Aim of the task:
Copy each line exactly. Leave nothing out.

Information shown:
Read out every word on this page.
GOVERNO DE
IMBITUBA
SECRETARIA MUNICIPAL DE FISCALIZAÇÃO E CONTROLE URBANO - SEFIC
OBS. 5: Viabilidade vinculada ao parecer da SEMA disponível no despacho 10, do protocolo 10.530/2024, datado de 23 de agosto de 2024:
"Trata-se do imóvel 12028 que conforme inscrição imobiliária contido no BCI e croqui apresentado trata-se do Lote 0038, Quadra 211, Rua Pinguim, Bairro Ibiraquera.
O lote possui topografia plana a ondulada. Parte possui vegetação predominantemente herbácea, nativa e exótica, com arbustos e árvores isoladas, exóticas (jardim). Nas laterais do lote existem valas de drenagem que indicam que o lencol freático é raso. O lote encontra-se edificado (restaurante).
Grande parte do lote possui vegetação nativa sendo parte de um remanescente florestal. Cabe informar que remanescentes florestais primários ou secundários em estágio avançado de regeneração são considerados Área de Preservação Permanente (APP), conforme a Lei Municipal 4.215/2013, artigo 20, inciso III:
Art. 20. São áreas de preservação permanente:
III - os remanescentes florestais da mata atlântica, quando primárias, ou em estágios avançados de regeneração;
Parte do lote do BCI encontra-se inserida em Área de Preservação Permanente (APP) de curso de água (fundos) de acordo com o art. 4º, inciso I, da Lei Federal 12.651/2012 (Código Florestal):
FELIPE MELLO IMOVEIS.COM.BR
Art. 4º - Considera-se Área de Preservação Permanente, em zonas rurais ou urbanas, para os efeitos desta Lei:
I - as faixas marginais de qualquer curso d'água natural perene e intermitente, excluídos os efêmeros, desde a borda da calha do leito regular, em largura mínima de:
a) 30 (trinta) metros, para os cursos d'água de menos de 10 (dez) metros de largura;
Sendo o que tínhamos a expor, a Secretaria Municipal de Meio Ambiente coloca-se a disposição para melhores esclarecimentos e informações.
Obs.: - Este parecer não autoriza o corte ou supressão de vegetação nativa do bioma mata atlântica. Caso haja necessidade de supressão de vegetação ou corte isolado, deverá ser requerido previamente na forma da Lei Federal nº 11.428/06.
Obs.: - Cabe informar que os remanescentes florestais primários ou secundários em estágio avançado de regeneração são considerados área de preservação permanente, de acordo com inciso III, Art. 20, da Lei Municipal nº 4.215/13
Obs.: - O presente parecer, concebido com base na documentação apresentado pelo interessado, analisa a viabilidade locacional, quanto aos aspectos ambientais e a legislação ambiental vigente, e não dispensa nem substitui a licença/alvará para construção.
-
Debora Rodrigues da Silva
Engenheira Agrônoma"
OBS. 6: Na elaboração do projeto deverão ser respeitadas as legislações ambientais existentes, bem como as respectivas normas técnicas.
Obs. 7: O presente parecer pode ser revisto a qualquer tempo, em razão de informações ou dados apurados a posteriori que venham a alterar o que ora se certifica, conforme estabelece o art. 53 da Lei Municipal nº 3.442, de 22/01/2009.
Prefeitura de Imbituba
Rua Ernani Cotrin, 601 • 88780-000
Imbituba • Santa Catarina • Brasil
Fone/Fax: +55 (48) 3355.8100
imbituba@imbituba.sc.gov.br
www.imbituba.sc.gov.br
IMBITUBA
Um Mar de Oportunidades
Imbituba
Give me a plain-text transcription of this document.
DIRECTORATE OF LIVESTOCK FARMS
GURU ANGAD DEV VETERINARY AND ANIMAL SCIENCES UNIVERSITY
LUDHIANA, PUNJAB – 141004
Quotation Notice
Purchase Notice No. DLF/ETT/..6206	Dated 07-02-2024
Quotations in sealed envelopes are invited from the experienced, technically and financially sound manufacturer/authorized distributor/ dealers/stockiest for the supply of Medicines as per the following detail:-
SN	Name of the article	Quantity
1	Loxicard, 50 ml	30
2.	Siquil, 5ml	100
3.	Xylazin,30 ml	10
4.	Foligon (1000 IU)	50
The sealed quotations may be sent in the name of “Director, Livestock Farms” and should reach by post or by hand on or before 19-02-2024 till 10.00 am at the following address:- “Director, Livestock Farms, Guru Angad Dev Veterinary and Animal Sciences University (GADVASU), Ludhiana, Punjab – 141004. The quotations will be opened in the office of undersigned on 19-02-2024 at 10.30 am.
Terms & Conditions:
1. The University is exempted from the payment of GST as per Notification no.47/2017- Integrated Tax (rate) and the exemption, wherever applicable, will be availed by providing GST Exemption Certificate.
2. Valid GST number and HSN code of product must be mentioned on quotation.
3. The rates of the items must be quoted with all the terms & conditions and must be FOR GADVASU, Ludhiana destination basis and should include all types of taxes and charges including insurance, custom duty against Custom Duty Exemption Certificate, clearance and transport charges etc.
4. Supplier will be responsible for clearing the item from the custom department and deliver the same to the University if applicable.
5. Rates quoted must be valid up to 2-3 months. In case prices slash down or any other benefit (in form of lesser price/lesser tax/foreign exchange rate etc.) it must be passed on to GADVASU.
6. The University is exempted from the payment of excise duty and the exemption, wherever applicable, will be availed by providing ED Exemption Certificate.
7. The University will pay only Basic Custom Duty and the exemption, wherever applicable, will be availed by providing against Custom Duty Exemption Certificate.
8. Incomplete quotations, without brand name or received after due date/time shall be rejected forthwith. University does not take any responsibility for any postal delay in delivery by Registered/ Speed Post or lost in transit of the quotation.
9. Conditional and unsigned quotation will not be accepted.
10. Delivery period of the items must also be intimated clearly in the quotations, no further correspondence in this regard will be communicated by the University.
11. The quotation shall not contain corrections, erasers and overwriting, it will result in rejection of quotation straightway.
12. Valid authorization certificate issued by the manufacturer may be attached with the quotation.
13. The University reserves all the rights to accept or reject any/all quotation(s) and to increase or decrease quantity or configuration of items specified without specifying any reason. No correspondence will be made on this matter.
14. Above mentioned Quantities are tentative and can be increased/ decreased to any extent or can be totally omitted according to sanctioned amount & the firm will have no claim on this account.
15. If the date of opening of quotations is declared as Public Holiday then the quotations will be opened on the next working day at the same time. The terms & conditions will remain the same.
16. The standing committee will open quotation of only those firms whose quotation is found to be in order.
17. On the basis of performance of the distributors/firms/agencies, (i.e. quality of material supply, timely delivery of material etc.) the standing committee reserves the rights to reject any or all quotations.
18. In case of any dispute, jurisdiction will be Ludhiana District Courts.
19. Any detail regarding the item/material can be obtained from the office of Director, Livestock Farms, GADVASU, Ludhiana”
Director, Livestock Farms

Task answer:
Read out every word on this page.
GOVERNO DE
IMBITUBA
SECRETARIA MUNICIPAL DE FISCALIZAÇÃO E CONTROLE URBANO - SEFIC
OBS. 5: Viabilidade vinculada ao parecer da SEMA disponível no despacho 10, do protocolo 10.530/2024, datado de 23 de agosto de 2024:
"Trata-se do imóvel 12028 que conforme inscrição imobiliária contido no BCI e croqui apresentado trata-se do Lote 0038, Quadra 211, Rua Pinguim, Bairro Ibiraquera.
O lote possui topografia plana a ondulada. Parte possui vegetação predominantemente herbácea, nativa e exótica, com arbustos e árvores isoladas, exóticas (jardim). Nas laterais do lote existem valas de drenagem que indicam que o lencol freático é raso. O lote encontra-se edificado (restaurante).
Grande parte do lote possui vegetação nativa sendo parte de um remanescente florestal. Cabe informar que remanescentes florestais primários ou secundários em estágio avançado de regeneração são considerados Área de Preservação Permanente (APP), conforme a Lei Municipal 4.215/2013, artigo 20, inciso III:
Art. 20. São áreas de preservação permanente:
III - os remanescentes florestais da mata atlântica, quando primárias, ou em estágios avançados de regeneração;
Parte do lote do BCI encontra-se inserida em Área de Preservação Permanente (APP) de curso de água (fundos) de acordo com o art. 4º, inciso I, da Lei Federal 12.651/2012 (Código Florestal):
FELIPE MELLO IMOVEIS.COM.BR
Art. 4º - Considera-se Área de Preservação Permanente, em zonas rurais ou urbanas, para os efeitos desta Lei:
I - as faixas marginais de qualquer curso d'água natural perene e intermitente, excluídos os efêmeros, desde a borda da calha do leito regular, em largura mínima de:
a) 30 (trinta) metros, para os cursos d'água de menos de 10 (dez) metros de largura;
Sendo o que tínhamos a expor, a Secretaria Municipal de Meio Ambiente coloca-se a disposição para melhores esclarecimentos e informações.
Obs.: - Este parecer não autoriza o corte ou supressão de vegetação nativa do bioma mata atlântica. Caso haja necessidade de supressão de vegetação ou corte isolado, deverá ser requerido previamente na forma da Lei Federal nº 11.428/06.
Obs.: - Cabe informar que os remanescentes florestais primários ou secundários em estágio avançado de regeneração são considerados área de preservação permanente, de acordo com inciso III, Art. 20, da Lei Municipal nº 4.215/13
Obs.: - O presente parecer, concebido com base na documentação apresentado pelo interessado, analisa a viabilidade locacional, quanto aos aspectos ambientais e a legislação ambiental vigente, e não dispensa nem substitui a licença/alvará para construção.
-
Debora Rodrigues da Silva
Engenheira Agrônoma"
OBS. 6: Na elaboração do projeto deverão ser respeitadas as legislações ambientais existentes, bem como as respectivas normas técnicas.
Obs. 7: O presente parecer pode ser revisto a qualquer tempo, em razão de informações ou dados apurados a posteriori que venham a alterar o que ora se certifica, conforme estabelece o art. 53 da Lei Municipal nº 3.442, de 22/01/2009.
Prefeitura de Imbituba
Rua Ernani Cotrin, 601 • 88780-000
Imbituba • Santa Catarina • Brasil
Fone/Fax: +55 (48) 3355.8100
imbituba@imbituba.sc.gov.br
www.imbituba.sc.gov.br
IMBITUBA
Um Mar de Oportunidades
Imbituba
Give me a plain-text transcription of this document.
DIRECTORATE OF LIVESTOCK FARMS
GURU ANGAD DEV VETERINARY AND ANIMAL SCIENCES UNIVERSITY
LUDHIANA, PUNJAB – 141004
Quotation Notice
Purchase Notice No. DLF/ETT/..6206	Dated 07-02-2024
Quotations in sealed envelopes are invited from the experienced, technically and financially sound manufacturer/authorized distributor/ dealers/stockiest for the supply of Medicines as per the following detail:-
SN	Name of the article	Quantity
1	Loxicard, 50 ml	30
2.	Siquil, 5ml	100
3.	Xylazin,30 ml	10
4.	Foligon (1000 IU)	50
The sealed quotations may be sent in the name of “Director, Livestock Farms” and should reach by post or by hand on or before 19-02-2024 till 10.00 am at the following address:- “Director, Livestock Farms, Guru Angad Dev Veterinary and Animal Sciences University (GADVASU), Ludhiana, Punjab – 141004. The quotations will be opened in the office of undersigned on 19-02-2024 at 10.30 am.
Terms & Conditions:
1. The University is exempted from the payment of GST as per Notification no.47/2017- Integrated Tax (rate) and the exemption, wherever applicable, will be availed by providing GST Exemption Certificate.
2. Valid GST number and HSN code of product must be mentioned on quotation.
3. The rates of the items must be quoted with all the terms & conditions and must be FOR GADVASU, Ludhiana destination basis and should include all types of taxes and charges including insurance, custom duty against Custom Duty Exemption Certificate, clearance and transport charges etc.
4. Supplier will be responsible for clearing the item from the custom department and deliver the same to the University if applicable.
5. Rates quoted must be valid up to 2-3 months. In case prices slash down or any other benefit (in form of lesser price/lesser tax/foreign exchange rate etc.) it must be passed on to GADVASU.
6. The University is exempted from the payment of excise duty and the exemption, wherever applicable, will be availed by providing ED Exemption Certificate.
7. The University will pay only Basic Custom Duty and the exemption, wherever applicable, will be availed by providing against Custom Duty Exemption Certificate.
8. Incomplete quotations, without brand name or received after due date/time shall be rejected forthwith. University does not take any responsibility for any postal delay in delivery by Registered/ Speed Post or lost in transit of the quotation.
9. Conditional and unsigned quotation will not be accepted.
10. Delivery period of the items must also be intimated clearly in the quotations, no further correspondence in this regard will be communicated by the University.
11. The quotation shall not contain corrections, erasers and overwriting, it will result in rejection of quotation straightway.
12. Valid authorization certificate issued by the manufacturer may be attached with the quotation.
13. The University reserves all the rights to accept or reject any/all quotation(s) and to increase or decrease quantity or configuration of items specified without specifying any reason. No correspondence will be made on this matter.
14. Above mentioned Quantities are tentative and can be increased/ decreased to any extent or can be totally omitted according to sanctioned amount & the firm will have no claim on this account.
15. If the date of opening of quotations is declared as Public Holiday then the quotations will be opened on the next working day at the same time. The terms & conditions will remain the same.
16. The standing committee will open quotation of only those firms whose quotation is found to be in order.
17. On the basis of performance of the distributors/firms/agencies, (i.e. quality of material supply, timely delivery of material etc.) the standing committee reserves the rights to reject any or all quotations.
18. In case of any dispute, jurisdiction will be Ludhiana District Courts.
19. Any detail regarding the item/material can be obtained from the office of Director, Livestock Farms, GADVASU, Ludhiana”
Director, Livestock Farms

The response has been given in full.